━━━ Source document
Keeping cool and dry
Whether you’re grilling up steaks or getting ready for your annual fish fry, one thing is for sure, you’re counting on your summer eats to be fresh when they’re delivered to your door. There’s nothing worse than discovering that your backyard barbeque is spoiled because of a shipping issue. At PeriShip, we help you avoid shipping disasters and disappointments like these. The goal of shipping perishable items is to keep the shipping container cool in transit. During the summer months one of our go-to shipping materials to keep some types of perishables fresh for longer is dry ice.
Dry ice can be the perfect option for shipping perishables during the summer. At a chilly -109 degrees Fahrenheit, it provides a longer transit time because of its extremely low temperature. When using dry ice, there is minimal moisture concern for your packaging or product since the coolant goes directly from a solid to gas avoiding the liquid state completely. Dry ice is also an environmentally friendly way to pack and ship your temperature sensitive goods this summer. It is important to remember that dry ice is considered a dangerous good/hazardous material for air transport and requires special handling. When dry ice changes to carbon dioxide gas in enclosed spaces like aircraft cargo holds, it displaces oxygen. The design and construction of packaging used for dry ice shipments must prevent the buildup of pressure that could cause rupturing. What this means is that a package with dry ice should never be completely sealed off with no ability for air to escape. For example, when shipping a Styrofoam cooler with dry ice as the coolant, never tape off all of the seams/openings, always keep one free to allow for carbon dioxide gas to escape. When your package contains dry ice it is integral for the correct identification, classification, markings, and labeling on your outer carton be visible in order to comply with current requirements of the International Air Transport Association.
━━━━━━
§ Work instructions
A. From the text on shipping perishables with dry ice, return the passage starting at "Keeping cool and" and ending at "is dry ice.".
B. According to the text on shipping perishables with dry ice, why must at least one seam or opening of a Styrofoam cooler packed with dry ice be left untaped? Answer in one to three sentences.
━━━ Extracted entries
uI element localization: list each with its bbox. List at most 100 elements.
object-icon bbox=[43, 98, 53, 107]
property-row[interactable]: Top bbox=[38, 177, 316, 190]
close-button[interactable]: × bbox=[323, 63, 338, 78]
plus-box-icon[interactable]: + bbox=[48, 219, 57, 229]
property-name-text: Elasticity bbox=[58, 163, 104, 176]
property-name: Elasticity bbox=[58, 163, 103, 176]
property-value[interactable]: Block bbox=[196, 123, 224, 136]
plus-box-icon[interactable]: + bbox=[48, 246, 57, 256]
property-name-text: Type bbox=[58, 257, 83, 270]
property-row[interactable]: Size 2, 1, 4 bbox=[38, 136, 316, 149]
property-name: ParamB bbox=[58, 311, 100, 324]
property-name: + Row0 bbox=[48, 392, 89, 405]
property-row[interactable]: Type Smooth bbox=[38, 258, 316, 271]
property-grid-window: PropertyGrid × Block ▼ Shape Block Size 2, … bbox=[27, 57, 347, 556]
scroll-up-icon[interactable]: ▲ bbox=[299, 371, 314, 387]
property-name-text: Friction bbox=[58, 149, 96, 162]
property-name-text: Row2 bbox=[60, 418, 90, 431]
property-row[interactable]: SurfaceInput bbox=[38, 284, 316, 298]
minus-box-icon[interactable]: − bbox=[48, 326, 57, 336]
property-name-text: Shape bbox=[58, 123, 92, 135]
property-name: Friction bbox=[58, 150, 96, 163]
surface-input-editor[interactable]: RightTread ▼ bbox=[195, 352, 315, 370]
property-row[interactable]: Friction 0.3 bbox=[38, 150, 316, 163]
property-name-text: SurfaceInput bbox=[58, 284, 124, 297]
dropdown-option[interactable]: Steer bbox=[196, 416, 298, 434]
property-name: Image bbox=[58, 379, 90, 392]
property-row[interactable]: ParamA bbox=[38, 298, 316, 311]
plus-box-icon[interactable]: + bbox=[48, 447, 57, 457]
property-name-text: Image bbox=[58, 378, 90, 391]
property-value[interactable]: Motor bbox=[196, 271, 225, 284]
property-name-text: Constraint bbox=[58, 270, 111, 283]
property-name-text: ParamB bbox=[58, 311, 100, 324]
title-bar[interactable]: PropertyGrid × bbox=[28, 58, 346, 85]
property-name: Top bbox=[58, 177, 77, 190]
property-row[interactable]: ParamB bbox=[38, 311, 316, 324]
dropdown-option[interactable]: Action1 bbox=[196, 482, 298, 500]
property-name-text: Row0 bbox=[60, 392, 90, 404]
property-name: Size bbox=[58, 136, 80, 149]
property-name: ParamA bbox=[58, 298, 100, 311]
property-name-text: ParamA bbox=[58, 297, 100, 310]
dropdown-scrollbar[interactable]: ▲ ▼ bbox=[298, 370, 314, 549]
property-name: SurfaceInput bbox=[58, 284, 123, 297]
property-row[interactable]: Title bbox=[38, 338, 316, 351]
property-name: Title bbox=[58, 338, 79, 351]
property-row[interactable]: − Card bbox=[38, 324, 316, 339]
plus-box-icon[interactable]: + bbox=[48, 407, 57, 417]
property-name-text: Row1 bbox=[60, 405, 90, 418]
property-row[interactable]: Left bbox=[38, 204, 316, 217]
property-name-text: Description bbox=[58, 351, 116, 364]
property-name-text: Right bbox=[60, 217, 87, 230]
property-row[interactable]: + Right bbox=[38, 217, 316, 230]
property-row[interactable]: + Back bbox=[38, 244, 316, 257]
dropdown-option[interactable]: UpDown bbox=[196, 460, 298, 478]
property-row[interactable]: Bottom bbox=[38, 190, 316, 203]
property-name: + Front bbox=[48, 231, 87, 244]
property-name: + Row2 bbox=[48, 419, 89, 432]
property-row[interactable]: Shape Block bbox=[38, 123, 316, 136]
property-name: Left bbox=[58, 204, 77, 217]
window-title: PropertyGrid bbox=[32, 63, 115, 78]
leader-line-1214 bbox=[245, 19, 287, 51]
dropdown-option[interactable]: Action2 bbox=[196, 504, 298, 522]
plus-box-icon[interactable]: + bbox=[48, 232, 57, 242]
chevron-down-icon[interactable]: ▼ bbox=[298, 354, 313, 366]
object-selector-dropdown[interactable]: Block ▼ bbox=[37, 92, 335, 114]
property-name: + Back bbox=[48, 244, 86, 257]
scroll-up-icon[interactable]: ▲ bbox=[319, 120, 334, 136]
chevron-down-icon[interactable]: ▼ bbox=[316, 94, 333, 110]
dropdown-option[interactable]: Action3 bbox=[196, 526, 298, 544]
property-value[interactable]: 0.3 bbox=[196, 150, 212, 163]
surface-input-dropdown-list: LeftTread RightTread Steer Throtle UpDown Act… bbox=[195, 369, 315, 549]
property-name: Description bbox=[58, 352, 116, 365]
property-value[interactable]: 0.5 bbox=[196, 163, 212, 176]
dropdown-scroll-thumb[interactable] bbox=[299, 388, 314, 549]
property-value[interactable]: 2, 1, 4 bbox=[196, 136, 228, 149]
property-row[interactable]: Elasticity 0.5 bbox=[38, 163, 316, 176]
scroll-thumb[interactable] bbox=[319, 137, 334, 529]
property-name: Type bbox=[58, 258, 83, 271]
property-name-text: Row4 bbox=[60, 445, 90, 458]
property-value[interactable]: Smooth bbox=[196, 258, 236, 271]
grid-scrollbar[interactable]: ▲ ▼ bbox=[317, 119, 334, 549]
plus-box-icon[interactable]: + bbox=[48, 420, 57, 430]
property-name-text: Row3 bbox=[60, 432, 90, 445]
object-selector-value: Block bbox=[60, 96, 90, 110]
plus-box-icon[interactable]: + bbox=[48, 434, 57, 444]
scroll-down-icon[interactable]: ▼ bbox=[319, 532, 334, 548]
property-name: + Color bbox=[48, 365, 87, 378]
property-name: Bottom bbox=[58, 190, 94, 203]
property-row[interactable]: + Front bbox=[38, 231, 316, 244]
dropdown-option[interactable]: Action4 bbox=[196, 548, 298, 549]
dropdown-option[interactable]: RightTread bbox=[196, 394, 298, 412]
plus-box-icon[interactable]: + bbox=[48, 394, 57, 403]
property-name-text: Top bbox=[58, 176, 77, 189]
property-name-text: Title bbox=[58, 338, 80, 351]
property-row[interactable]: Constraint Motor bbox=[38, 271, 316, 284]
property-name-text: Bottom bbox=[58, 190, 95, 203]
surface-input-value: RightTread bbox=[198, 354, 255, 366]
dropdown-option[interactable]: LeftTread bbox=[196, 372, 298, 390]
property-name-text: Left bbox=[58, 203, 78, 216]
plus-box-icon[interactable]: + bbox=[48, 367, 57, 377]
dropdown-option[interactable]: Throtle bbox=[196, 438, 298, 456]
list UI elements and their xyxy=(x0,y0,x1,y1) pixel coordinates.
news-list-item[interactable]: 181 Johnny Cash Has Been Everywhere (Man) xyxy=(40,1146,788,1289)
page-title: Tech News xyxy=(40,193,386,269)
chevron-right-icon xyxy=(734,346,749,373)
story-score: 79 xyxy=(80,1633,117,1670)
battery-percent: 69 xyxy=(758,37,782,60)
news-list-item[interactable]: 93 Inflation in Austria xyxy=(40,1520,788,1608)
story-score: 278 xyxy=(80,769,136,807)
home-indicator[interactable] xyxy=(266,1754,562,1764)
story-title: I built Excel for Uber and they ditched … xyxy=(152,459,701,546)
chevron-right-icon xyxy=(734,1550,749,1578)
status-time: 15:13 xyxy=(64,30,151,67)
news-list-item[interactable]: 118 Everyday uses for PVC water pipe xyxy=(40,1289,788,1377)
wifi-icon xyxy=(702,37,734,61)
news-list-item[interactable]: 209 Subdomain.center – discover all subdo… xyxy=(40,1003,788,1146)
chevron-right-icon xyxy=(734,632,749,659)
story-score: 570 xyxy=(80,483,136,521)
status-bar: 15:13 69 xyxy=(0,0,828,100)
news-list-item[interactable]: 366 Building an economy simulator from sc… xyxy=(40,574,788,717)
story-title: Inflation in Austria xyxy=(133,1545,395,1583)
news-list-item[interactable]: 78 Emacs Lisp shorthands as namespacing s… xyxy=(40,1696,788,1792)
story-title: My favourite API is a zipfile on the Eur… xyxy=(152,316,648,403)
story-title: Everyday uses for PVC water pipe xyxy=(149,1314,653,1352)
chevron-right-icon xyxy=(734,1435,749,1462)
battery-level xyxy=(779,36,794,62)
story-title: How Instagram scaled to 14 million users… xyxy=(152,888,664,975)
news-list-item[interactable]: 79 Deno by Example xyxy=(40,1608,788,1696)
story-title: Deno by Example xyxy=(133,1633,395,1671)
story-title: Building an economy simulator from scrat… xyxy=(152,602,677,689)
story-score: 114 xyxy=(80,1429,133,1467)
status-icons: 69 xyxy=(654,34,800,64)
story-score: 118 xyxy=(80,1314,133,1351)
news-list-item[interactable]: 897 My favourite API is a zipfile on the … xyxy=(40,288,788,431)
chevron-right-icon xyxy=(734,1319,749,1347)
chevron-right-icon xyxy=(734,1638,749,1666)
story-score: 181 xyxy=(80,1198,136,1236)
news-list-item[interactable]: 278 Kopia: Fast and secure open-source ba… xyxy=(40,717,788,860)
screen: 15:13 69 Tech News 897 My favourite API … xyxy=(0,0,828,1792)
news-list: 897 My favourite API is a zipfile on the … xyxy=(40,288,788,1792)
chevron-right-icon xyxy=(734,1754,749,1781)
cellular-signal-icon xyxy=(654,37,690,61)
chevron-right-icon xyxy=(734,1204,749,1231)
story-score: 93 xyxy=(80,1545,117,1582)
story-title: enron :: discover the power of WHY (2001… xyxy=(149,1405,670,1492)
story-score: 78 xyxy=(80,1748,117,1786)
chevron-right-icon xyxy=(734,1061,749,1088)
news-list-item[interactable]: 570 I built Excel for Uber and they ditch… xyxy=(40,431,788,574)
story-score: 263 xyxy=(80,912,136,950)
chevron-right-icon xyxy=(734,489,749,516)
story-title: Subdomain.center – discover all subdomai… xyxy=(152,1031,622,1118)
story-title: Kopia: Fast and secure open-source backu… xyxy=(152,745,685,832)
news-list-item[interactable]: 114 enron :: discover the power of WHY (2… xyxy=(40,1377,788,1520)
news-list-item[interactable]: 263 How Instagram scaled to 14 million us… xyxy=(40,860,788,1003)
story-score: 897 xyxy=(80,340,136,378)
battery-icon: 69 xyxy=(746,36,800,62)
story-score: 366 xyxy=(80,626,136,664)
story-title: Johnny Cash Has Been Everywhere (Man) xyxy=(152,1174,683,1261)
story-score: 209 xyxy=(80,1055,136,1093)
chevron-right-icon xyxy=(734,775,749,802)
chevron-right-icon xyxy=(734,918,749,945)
━━━━━━
§ Responses to the tasks
A.
Keeping cool and dry
Whether you’re grilling up steaks or getting ready for your annual fish fry, one thing is for sure, you’re counting on your summer eats to be fresh when they’re delivered to your door. There’s nothing worse than discovering that your backyard barbeque is spoiled because of a shipping issue. At PeriShip, we help you avoid shipping disasters and disappointments like these. The goal of shipping perishable items is to keep the shipping container cool in transit. During the summer months one of our go-to shipping materials to keep some types of perishables fresh for longer is dry ice.

B. Dry ice turns into carbon dioxide gas, and packaging for dry ice must prevent a buildup of pressure that could cause it to rupture. Leaving one seam or opening free lets the gas escape.